What needs to be done:
Copy out all lines in the data below containing the string "interface".

::::::::::

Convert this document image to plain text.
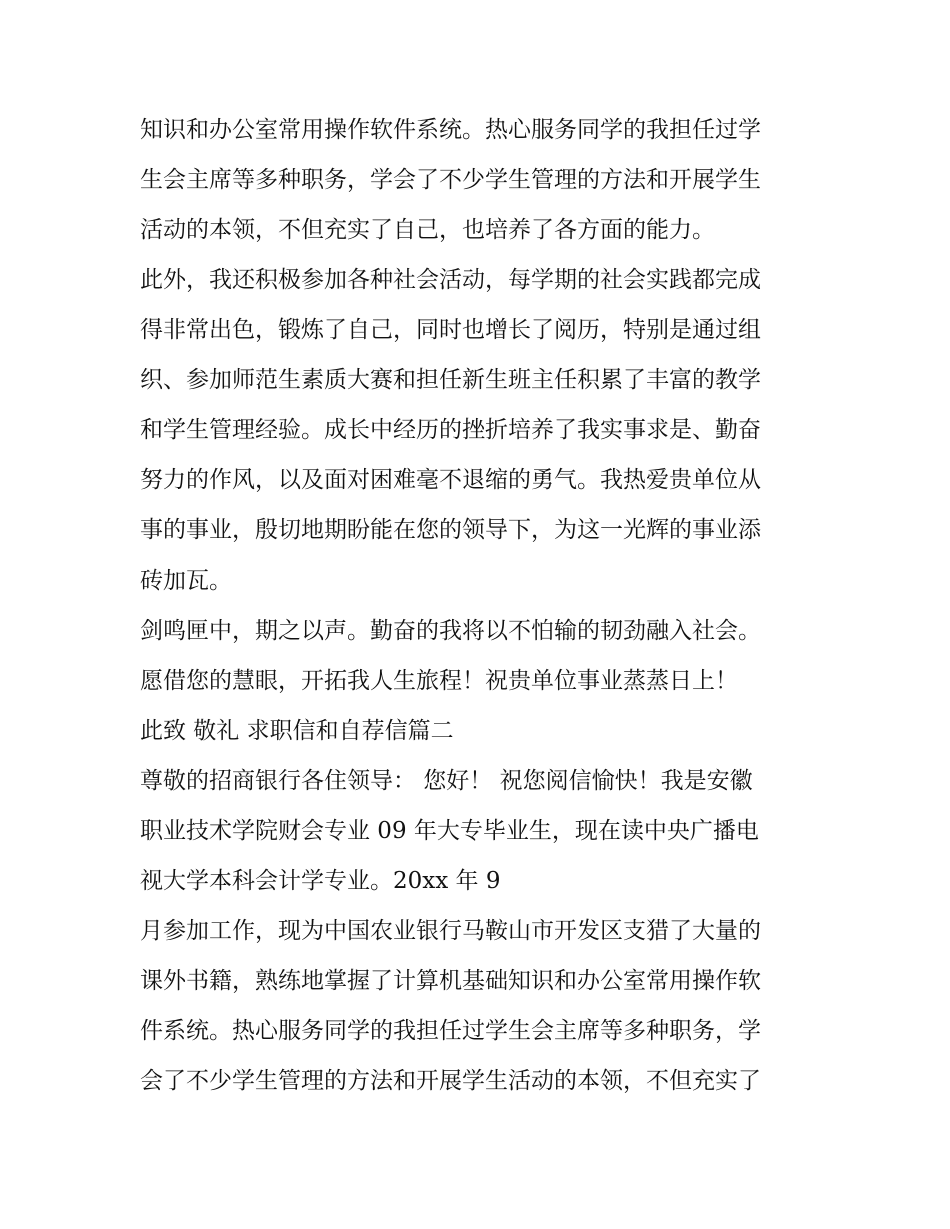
知识和办公室常用操作软件系统。热心服务同学的我担任过学
生会主席等多种职务，学会了不少学生管理的方法和开展学生
活动的本领，不但充实了自己，也培养了各方面的能力。
此外，我还积极参加各种社会活动，每学期的社会实践都完成
得非常出色，锻炼了自己，同时也增长了阅历，特别是通过组
织、参加师范生素质大赛和担任新生班主任积累了丰富的教学
和学生管理经验。成长中经历的挫折培养了我实事求是、勤奋
努力的作风，以及面对困难毫不退缩的勇气。我热爱贵单位从
事的事业，殷切地期盼能在您的领导下，为这一光辉的事业添
砖加瓦。
剑鸣匣中，期之以声。勤奋的我将以不怕输的韧劲融入社会。
愿借您的慧眼，开拓我人生旅程！祝贵单位事业蒸蒸日上！
此致 敬礼 求职信和自荐信篇二
尊敬的招商银行各住领导： 您好！ 祝您阅信愉快！我是安徽
职业技术学院财会专业 09 年大专毕业生，现在读中央广播电
视大学本科会计学专业。20xx 年 9
月参加工作，现为中国农业银行马鞍山市开发区支猎了大量的
课外书籍，熟练地掌握了计算机基础知识和办公室常用操作软
件系统。热心服务同学的我担任过学生会主席等多种职务，学
会了不少学生管理的方法和开展学生活动的本领，不但充实了
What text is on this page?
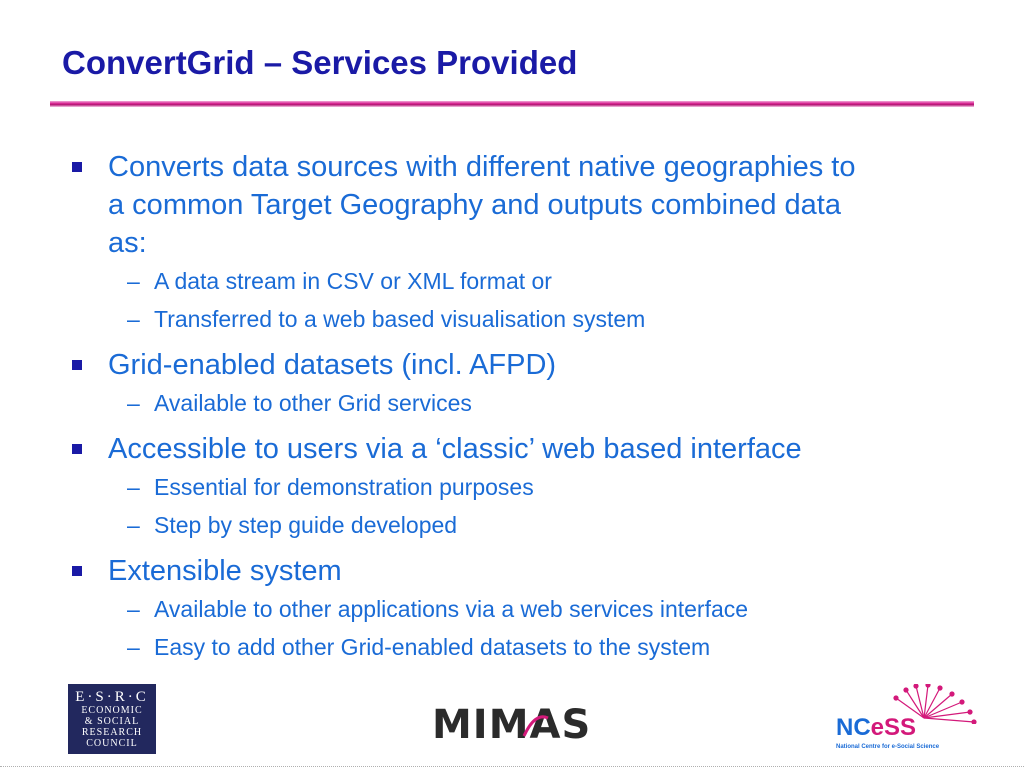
ConvertGrid – Services Provided
Converts data sources with different native geographies to a common Target Geography and outputs combined data as:
– A data stream in CSV or XML format or
– Transferred to a web based visualisation system
Grid-enabled datasets (incl. AFPD)
– Available to other Grid services
Accessible to users via a ‘classic’ web based interface
– Essential for demonstration purposes
– Step by step guide developed
Extensible system
– Available to other applications via a web services interface
– Easy to add other Grid-enabled datasets to the system
E·S·R·C
ECONOMIC
& SOCIAL
RESEARCH
COUNCIL	MIMAS	NCeSS
National Centre for e-Social Science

::::::::::

In response:
Accessible to users via a ‘classic’ web based interface
– Available to other applications via a web services interface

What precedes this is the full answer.